• **Do this**:
Search the material for the string "saunaruumi" and copy each line where it occurs.

• **Records provided**:
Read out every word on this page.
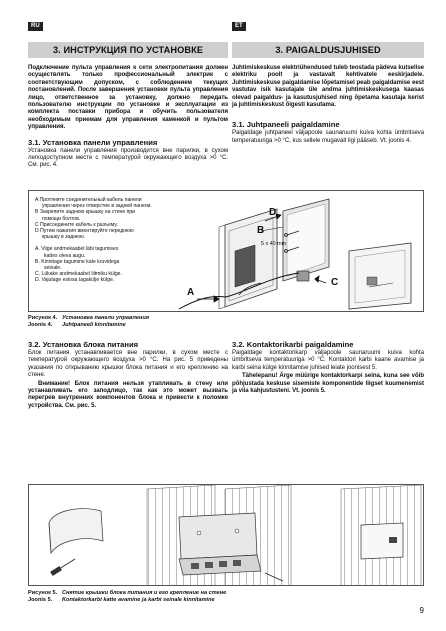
RU
3. ИНСТРУКЦИЯ ПО УСТАНОВКЕ
Подключение пульта управления к сети электропитания должен осуществлять только профессиональный электрик с соответствующим допуском, с соблюдением текущих постановлений. После завершения установки пульта управления лицо, ответственное за установку, должно передать пользователю инструкции по установке и эксплуатации из комплекта поставки прибора и обучить пользователя необходимым приемам для управления каменкой и пультом управления.
3.1. Установка панели управления
Установка панели управления производится вне парилки, в сухом легкодоступном месте с температурой окружающего воздуха >0 °C. См. рис. 4.
ET
3. PAIGALDUSJUHISED
Juhtimiskeskuse elektriühendused tuleb teostada pädeva kutselise elektriku poolt ja vastavalt kehtivatele eeskirjadele. Juhtimiskeskuse paigaldamise lõpetamisel peab paigaldamise eest vastutav isik kasutajale üle andma juhtimiskeskusega kaasas olevad paigaldus- ja kasutusjuhised ning õpetama kasutaja kerist ja juhtimiskeskust õigesti kasutama.
3.1. Juhtpaneeli paigaldamine
Paigaldage juhtpaneel väljapoole saunaruumi kuiva kohta ümbritseva temperatuuriga >0 °C, kus sellele mugavalt ligi pääseb. Vt. joonis 4.
A Протяните соединительный кабель панели
управления через отверстие в задней панели.
B Закрепите заднюю крышку на стене при
помощи болтов.
C Присоедините кабель к разъему.
D Путем нажатия вмонтируйте переднюю
крышку в заднюю.
A. Viige andmekaabel läbi tagumises
kattes oleva augu.
B. Kinnitage tagumine kate kruvidega
seinale.
C. Lükake andmekaabel liitmiku külge.
D. Vajutage esiosa tagakülje külge.
D
B
5 x 40 mm
A
C
Рисунок 4. Установка панели управления
Joonis 4. Juhtpaneeli kinnitamine
3.2. Установка блока питания
Блок питания устанавливается вне парилки, в сухом месте с температурой окружающего воздуха >0 °C. На рис. 5 приведены указания по открыванию крышки блока питания и его креплению на стене.
Внимание! Блок питания нельзя утапливать в стену или устанавливать его заподлицо, так как это может вызвать перегрев внутренних компонентов блока и привести к поломке устройства. См. рис. 5.
3.2. Kontaktorikarbi paigaldamine
Paigaldage kontaktorikarp väljapoole saunaruumi kuiva kohta ümbritseva temperatuuriga >0 °C. Kontaktori karbi kaane avamise ja karbi seina külge kinnitamise juhised leiate joonisest 5.
Tähelepanu! Ärge müürige kontaktorkarpi seina, kuna see võib põhjustada keskuse sisemiste komponentide liigset kuumenemist ja viia kahjustusteni. Vt. joonis 5.
Рисунок 5. Снятие крышки блока питания и его крепление на стене
Joonis 5. Kontaktorkarbi katte avamine ja karbi seinale kinnitamine
9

• **Result for this exercise**:
Paigaldage juhtpaneel väljapoole saunaruumi kuiva kohta ümbritseva temperatuuriga >0 °C, kus sellele mugavalt ligi pääseb. Vt. joonis 4.
Paigaldage kontaktorikarp väljapoole saunaruumi kuiva kohta ümbritseva temperatuuriga >0 °C. Kontaktori karbi kaane avamise ja karbi seina külge kinnitamise juhised leiate joonisest 5.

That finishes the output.